━━━━━ Data to use

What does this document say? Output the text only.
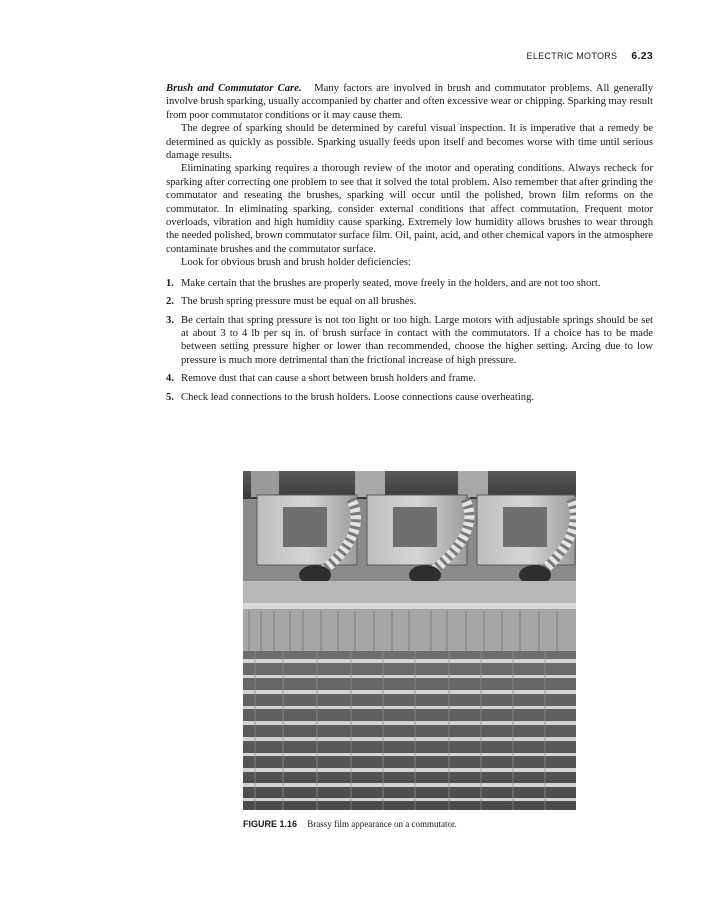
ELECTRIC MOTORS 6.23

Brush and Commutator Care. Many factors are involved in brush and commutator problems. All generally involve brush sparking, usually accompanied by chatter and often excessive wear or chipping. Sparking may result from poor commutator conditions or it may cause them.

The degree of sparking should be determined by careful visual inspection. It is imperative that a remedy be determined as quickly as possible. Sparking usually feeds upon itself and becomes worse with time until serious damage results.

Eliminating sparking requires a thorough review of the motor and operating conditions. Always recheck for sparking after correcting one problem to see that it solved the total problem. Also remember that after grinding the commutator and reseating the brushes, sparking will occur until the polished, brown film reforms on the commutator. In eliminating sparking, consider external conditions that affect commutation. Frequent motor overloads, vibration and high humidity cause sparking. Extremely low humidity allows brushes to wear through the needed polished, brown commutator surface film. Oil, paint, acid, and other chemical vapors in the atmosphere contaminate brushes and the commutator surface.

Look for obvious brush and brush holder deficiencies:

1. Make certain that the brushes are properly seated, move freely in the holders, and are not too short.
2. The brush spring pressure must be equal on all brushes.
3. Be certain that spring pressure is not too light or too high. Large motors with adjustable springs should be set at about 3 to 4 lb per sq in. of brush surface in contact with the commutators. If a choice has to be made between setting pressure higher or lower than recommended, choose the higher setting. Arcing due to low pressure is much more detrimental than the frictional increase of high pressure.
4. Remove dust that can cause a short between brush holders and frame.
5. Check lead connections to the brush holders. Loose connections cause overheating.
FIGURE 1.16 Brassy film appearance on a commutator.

━━━━━━━━━━

Problem details - Every line should be retyped exactly, with the pictures omitted.

Exercise answer -
What does this document say? Output the text only.
ELECTRIC MOTORS 6.23

Brush and Commutator Care. Many factors are involved in brush and commutator problems. All generally involve brush sparking, usually accompanied by chatter and often excessive wear or chipping. Sparking may result from poor commutator conditions or it may cause them.

The degree of sparking should be determined by careful visual inspection. It is imperative that a remedy be determined as quickly as possible. Sparking usually feeds upon itself and becomes worse with time until serious damage results.

Eliminating sparking requires a thorough review of the motor and operating conditions. Always recheck for sparking after correcting one problem to see that it solved the total problem. Also remember that after grinding the commutator and reseating the brushes, sparking will occur until the polished, brown film reforms on the commutator. In eliminating sparking, consider external conditions that affect commutation. Frequent motor overloads, vibration and high humidity cause sparking. Extremely low humidity allows brushes to wear through the needed polished, brown commutator surface film. Oil, paint, acid, and other chemical vapors in the atmosphere contaminate brushes and the commutator surface.

Look for obvious brush and brush holder deficiencies:

1. Make certain that the brushes are properly seated, move freely in the holders, and are not too short.
2. The brush spring pressure must be equal on all brushes.
3. Be certain that spring pressure is not too light or too high. Large motors with adjustable springs should be set at about 3 to 4 lb per sq in. of brush surface in contact with the commutators. If a choice has to be made between setting pressure higher or lower than recommended, choose the higher setting. Arcing due to low pressure is much more detrimental than the frictional increase of high pressure.
4. Remove dust that can cause a short between brush holders and frame.
5. Check lead connections to the brush holders. Loose connections cause overheating.
FIGURE 1.16 Brassy film appearance on a commutator.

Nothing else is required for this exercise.